--- Exercise requirements ---
Repeat all of the material below exactly as written, images excluded.
--- Begin Data supplied ---
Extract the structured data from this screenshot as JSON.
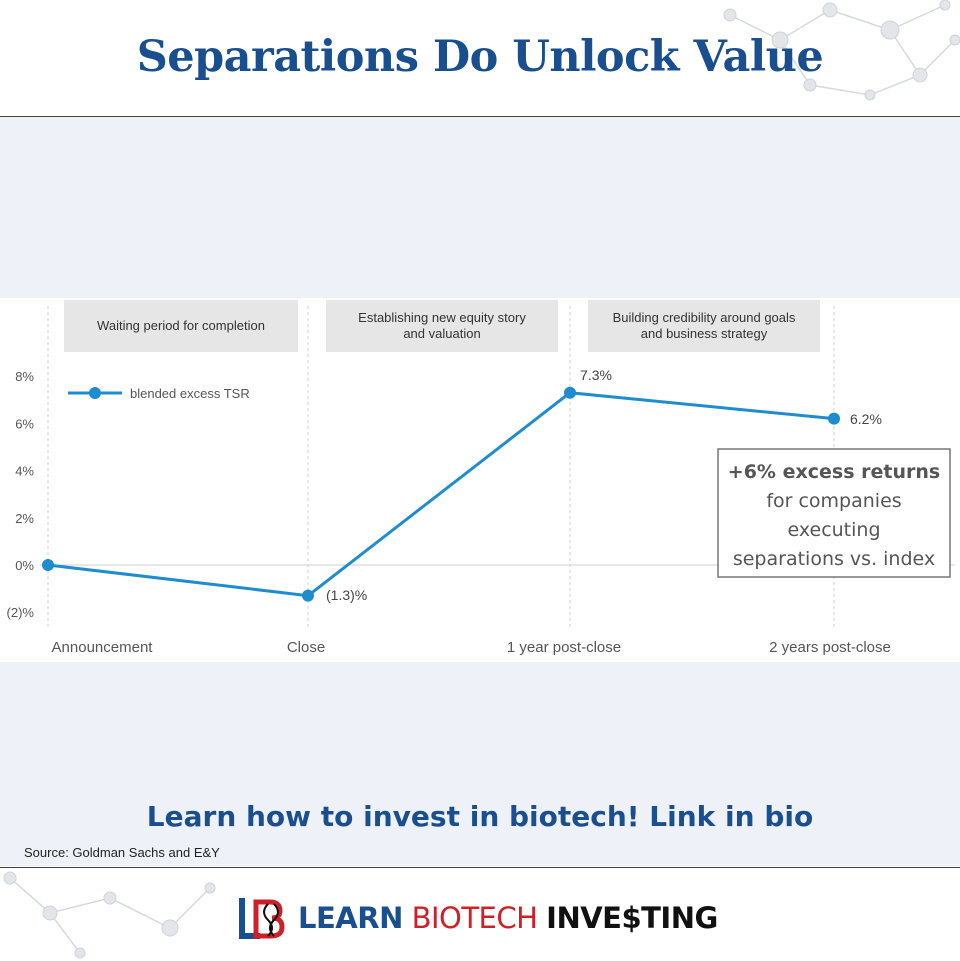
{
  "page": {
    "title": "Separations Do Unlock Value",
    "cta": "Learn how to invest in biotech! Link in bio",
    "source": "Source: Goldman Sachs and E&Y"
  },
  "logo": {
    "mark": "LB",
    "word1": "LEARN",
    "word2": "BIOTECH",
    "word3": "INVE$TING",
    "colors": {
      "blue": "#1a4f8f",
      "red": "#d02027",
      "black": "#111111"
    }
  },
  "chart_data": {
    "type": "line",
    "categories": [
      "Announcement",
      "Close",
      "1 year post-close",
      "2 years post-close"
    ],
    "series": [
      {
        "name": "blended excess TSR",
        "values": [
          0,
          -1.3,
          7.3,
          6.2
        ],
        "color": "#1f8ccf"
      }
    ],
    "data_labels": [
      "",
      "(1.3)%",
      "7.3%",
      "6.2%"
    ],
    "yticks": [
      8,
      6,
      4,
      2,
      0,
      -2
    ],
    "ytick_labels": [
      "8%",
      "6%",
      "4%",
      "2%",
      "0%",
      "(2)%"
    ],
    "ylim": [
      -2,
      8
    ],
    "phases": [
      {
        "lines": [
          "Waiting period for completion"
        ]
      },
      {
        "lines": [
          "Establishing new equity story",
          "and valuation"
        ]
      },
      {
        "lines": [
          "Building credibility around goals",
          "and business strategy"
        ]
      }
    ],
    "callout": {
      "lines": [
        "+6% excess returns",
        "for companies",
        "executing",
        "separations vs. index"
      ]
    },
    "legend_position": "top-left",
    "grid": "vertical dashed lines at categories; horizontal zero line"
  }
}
--- End Data supplied ---
--- Final result ---
Extract the structured data from this screenshot as JSON.
{
  "page": {
    "title": "Separations Do Unlock Value",
    "cta": "Learn how to invest in biotech! Link in bio",
    "source": "Source: Goldman Sachs and E&Y"
  },
  "logo": {
    "mark": "LB",
    "word1": "LEARN",
    "word2": "BIOTECH",
    "word3": "INVE$TING",
    "colors": {
      "blue": "#1a4f8f",
      "red": "#d02027",
      "black": "#111111"
    }
  },
  "chart_data": {
    "type": "line",
    "categories": [
      "Announcement",
      "Close",
      "1 year post-close",
      "2 years post-close"
    ],
    "series": [
      {
        "name": "blended excess TSR",
        "values": [
          0,
          -1.3,
          7.3,
          6.2
        ],
        "color": "#1f8ccf"
      }
    ],
    "data_labels": [
      "",
      "(1.3)%",
      "7.3%",
      "6.2%"
    ],
    "yticks": [
      8,
      6,
      4,
      2,
      0,
      -2
    ],
    "ytick_labels": [
      "8%",
      "6%",
      "4%",
      "2%",
      "0%",
      "(2)%"
    ],
    "ylim": [
      -2,
      8
    ],
    "phases": [
      {
        "lines": [
          "Waiting period for completion"
        ]
      },
      {
        "lines": [
          "Establishing new equity story",
          "and valuation"
        ]
      },
      {
        "lines": [
          "Building credibility around goals",
          "and business strategy"
        ]
      }
    ],
    "callout": {
      "lines": [
        "+6% excess returns",
        "for companies",
        "executing",
        "separations vs. index"
      ]
    },
    "legend_position": "top-left",
    "grid": "vertical dashed lines at categories; horizontal zero line"
  }
}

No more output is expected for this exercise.